### Task requirements:
Copy out the Logsparser documentation below word for word, in full.

Logsparser documentation

class logflow.logsparser.Cardinality.Cardinality(counter_general: dict, cardinality: int)[source]

A cardinality is a length of line. The length is defined as the number of words.

Parameters:
  • counter_general (dict) – Counter of the different logs according in all the dataset.
  • cardinality (int) – Number of words
compute() → Dict[int, List[logflow.logsparser.Pattern.Pattern]][source]

Start the workflow for the multithreading implementation.

Returns:the dict of patterns detected.
Return type:(dict)
counter_word()[source]

Count the number of words according to their place in the log.

detect_patterns()[source]

Detect the pattern based on the maximum number of similar words.

order_pattern()[source]

Order the pattern by size to have a fast association between lines and patterns.

class logflow.logsparser.Dataset.Dataset(list_files: list, dict_patterns={}, path_data='', saving=False, name_dataset='', path_model='', concat=True, parser_function='', sort_function='', nb_files_per_chunck=50, output='', nb_cpu=-1, multithreading=True)[source]

A dataset is an object containing the data. It uses the Journal class for the reading, the parsing of the logs. It is used for the saving of logs, patterns and parsed files

Parameters:
  • list_files (list) – List of the logs file to read. Each element of the list is a path to a file.

### Dataset extract:
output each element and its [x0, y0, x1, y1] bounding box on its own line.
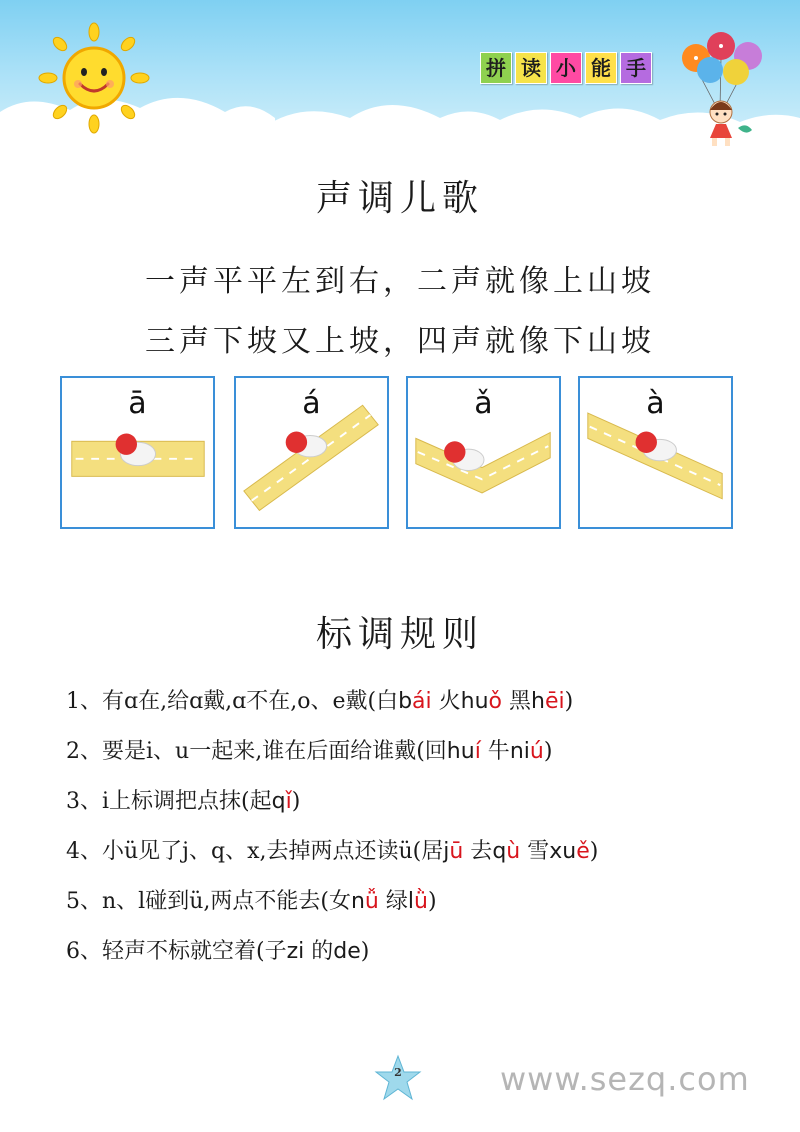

### Task answer:
Logsparser documentation

class logflow.logsparser.Cardinality.Cardinality(counter_general: dict, cardinality: int)[source]

A cardinality is a length of line. The length is defined as the number of words.

Parameters:
  • counter_general (dict) – Counter of the different logs according in all the dataset.
  • cardinality (int) – Number of words
compute() → Dict[int, List[logflow.logsparser.Pattern.Pattern]][source]

Start the workflow for the multithreading implementation.

Returns:the dict of patterns detected.
Return type:(dict)
counter_word()[source]

Count the number of words according to their place in the log.

detect_patterns()[source]

Detect the pattern based on the maximum number of similar words.

order_pattern()[source]

Order the pattern by size to have a fast association between lines and patterns.

class logflow.logsparser.Dataset.Dataset(list_files: list, dict_patterns={}, path_data='', saving=False, name_dataset='', path_model='', concat=True, parser_function='', sort_function='', nb_files_per_chunck=50, output='', nb_cpu=-1, multithreading=True)[source]

A dataset is an object containing the data. It uses the Journal class for the reading, the parsing of the logs. It is used for the saving of logs, patterns and parsed files

Parameters:
  • list_files (list) – List of the logs file to read. Each element of the list is a path to a file.